Only the number is needed: how many lines contain the word "mass"?

Recorded data
-- begin --
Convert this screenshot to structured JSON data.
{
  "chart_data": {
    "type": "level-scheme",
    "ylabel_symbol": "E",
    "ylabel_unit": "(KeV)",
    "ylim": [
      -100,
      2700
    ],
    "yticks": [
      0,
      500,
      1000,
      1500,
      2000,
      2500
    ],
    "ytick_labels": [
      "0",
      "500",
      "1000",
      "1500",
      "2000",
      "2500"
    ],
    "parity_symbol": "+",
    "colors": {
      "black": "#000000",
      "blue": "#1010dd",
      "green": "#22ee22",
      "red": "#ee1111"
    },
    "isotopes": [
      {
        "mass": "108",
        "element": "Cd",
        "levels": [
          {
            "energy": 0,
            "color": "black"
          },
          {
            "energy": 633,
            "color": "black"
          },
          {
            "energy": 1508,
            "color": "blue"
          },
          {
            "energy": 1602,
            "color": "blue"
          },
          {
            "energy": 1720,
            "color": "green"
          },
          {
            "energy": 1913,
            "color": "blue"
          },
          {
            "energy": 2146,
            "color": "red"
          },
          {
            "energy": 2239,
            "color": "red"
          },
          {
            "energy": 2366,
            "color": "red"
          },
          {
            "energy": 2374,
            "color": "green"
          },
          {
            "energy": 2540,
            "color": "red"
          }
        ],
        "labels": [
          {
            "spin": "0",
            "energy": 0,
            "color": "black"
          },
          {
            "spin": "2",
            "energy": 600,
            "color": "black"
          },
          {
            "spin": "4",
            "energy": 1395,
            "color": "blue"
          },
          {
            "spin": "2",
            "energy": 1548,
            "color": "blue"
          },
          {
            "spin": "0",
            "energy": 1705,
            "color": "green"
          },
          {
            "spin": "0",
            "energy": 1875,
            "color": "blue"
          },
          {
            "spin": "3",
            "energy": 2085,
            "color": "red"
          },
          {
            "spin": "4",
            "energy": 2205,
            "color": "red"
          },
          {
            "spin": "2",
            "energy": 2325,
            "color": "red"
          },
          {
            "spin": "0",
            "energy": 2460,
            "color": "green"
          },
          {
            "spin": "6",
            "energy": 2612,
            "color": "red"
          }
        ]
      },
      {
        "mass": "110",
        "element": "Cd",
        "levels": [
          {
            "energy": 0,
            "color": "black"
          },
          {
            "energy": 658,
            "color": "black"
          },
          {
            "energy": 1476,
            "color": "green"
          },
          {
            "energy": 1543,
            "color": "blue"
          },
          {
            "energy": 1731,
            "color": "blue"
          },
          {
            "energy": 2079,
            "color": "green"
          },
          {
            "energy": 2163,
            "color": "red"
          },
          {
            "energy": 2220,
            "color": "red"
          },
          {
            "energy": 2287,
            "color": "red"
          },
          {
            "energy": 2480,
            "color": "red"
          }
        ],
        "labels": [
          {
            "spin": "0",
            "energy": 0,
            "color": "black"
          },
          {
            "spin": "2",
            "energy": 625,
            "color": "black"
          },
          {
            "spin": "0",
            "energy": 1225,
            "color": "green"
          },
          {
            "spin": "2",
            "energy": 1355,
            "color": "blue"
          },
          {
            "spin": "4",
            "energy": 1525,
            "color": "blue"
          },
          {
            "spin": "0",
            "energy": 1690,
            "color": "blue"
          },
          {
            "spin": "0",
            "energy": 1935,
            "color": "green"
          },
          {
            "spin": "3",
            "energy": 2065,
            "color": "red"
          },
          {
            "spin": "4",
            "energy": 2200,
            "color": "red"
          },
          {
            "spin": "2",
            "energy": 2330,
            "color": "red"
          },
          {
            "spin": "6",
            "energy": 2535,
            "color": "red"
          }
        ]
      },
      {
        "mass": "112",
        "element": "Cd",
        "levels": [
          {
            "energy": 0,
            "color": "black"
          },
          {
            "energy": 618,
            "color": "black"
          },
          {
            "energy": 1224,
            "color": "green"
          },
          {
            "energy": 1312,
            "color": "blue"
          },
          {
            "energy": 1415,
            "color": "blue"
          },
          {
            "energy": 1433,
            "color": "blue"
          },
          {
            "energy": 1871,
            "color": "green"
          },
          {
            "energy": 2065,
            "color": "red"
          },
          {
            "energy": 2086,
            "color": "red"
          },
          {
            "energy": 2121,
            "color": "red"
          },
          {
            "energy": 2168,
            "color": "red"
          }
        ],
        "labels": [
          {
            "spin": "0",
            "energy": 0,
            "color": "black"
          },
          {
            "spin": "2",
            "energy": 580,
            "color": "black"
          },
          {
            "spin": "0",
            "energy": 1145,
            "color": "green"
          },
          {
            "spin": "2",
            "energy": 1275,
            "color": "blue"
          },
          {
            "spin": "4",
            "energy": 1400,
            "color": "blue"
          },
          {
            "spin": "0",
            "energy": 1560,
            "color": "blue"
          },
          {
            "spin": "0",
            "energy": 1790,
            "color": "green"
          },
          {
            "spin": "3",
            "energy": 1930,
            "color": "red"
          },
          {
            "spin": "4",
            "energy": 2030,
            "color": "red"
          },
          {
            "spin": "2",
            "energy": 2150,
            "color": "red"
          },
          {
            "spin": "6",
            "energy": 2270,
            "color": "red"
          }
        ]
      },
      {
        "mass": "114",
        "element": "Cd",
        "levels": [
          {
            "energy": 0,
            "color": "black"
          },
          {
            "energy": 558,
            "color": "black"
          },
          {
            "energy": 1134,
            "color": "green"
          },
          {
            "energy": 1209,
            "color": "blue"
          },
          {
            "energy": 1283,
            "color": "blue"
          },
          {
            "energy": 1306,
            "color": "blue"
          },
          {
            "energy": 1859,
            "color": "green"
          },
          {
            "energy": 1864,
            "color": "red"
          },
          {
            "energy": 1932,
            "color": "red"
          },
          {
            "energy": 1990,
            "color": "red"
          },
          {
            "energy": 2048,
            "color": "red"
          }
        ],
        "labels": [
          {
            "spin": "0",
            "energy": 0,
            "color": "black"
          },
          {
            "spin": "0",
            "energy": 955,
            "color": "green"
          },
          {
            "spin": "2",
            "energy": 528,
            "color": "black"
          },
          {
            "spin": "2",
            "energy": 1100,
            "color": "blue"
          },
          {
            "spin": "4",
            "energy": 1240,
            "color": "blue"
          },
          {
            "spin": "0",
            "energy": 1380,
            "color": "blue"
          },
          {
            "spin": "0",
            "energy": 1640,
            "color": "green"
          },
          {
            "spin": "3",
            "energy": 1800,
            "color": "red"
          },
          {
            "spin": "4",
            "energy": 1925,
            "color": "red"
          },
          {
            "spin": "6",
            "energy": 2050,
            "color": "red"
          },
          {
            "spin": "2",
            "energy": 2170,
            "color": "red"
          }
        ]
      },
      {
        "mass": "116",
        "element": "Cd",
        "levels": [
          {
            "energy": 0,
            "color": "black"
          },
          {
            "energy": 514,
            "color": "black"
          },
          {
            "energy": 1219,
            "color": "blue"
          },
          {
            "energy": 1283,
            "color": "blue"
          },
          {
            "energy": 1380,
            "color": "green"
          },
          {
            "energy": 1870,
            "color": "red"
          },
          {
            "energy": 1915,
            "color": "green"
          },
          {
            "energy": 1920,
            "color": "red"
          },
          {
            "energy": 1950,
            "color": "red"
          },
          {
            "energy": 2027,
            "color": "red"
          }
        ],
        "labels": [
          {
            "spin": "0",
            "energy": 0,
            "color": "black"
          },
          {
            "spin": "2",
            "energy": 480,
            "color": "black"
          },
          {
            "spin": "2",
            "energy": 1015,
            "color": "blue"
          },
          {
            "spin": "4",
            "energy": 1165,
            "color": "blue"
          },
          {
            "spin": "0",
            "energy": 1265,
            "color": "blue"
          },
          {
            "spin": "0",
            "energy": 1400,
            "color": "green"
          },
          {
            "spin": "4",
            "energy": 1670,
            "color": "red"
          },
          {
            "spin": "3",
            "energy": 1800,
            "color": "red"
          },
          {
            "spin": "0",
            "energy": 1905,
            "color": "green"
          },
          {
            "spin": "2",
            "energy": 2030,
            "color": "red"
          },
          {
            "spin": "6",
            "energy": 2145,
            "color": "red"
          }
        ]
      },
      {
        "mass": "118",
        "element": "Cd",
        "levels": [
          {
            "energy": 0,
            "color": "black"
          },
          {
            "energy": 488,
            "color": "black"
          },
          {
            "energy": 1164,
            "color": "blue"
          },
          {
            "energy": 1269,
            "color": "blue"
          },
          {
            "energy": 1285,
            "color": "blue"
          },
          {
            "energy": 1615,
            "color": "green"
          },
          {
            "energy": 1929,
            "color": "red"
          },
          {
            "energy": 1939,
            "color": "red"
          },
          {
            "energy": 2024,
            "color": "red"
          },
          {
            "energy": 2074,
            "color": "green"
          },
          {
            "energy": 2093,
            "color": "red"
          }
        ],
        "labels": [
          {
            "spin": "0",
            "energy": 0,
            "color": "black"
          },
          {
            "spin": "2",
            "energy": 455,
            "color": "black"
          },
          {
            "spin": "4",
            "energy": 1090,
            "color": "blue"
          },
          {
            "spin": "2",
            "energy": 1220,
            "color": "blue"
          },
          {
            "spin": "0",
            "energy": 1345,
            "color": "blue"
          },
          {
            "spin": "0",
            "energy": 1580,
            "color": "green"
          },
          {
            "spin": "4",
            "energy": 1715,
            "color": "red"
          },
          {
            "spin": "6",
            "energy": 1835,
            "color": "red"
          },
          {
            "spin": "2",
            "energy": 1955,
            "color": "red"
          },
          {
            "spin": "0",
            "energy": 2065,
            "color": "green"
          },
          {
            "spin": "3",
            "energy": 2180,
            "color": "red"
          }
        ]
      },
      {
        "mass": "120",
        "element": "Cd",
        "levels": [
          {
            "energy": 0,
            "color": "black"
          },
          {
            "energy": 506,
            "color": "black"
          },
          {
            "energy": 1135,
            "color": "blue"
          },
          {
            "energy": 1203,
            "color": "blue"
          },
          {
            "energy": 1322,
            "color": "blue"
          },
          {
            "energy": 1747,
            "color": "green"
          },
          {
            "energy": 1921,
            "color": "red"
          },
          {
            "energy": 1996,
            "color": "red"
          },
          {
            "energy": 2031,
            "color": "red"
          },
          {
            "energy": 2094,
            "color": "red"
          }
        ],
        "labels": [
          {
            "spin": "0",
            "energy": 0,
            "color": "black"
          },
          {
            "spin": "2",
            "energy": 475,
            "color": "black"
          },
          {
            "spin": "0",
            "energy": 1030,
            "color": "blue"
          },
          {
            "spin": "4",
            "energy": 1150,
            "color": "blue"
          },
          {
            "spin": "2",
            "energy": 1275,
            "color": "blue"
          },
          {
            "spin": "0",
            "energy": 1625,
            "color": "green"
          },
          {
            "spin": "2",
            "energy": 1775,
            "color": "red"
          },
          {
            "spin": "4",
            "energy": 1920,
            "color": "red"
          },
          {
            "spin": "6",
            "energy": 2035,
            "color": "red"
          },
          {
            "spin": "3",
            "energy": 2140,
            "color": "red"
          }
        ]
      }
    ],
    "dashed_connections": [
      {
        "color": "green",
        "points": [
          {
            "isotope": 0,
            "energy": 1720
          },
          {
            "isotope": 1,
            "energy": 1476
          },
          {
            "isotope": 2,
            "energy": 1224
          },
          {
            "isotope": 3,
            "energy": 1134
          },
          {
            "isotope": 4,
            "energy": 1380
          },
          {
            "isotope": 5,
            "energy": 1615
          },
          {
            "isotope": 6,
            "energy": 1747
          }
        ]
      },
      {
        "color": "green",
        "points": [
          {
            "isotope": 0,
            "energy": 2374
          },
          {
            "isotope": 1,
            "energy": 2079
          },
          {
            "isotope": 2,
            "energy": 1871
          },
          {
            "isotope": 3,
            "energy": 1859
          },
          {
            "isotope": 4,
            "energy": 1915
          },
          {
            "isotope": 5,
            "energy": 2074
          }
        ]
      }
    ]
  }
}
-- end --
Finished answer
7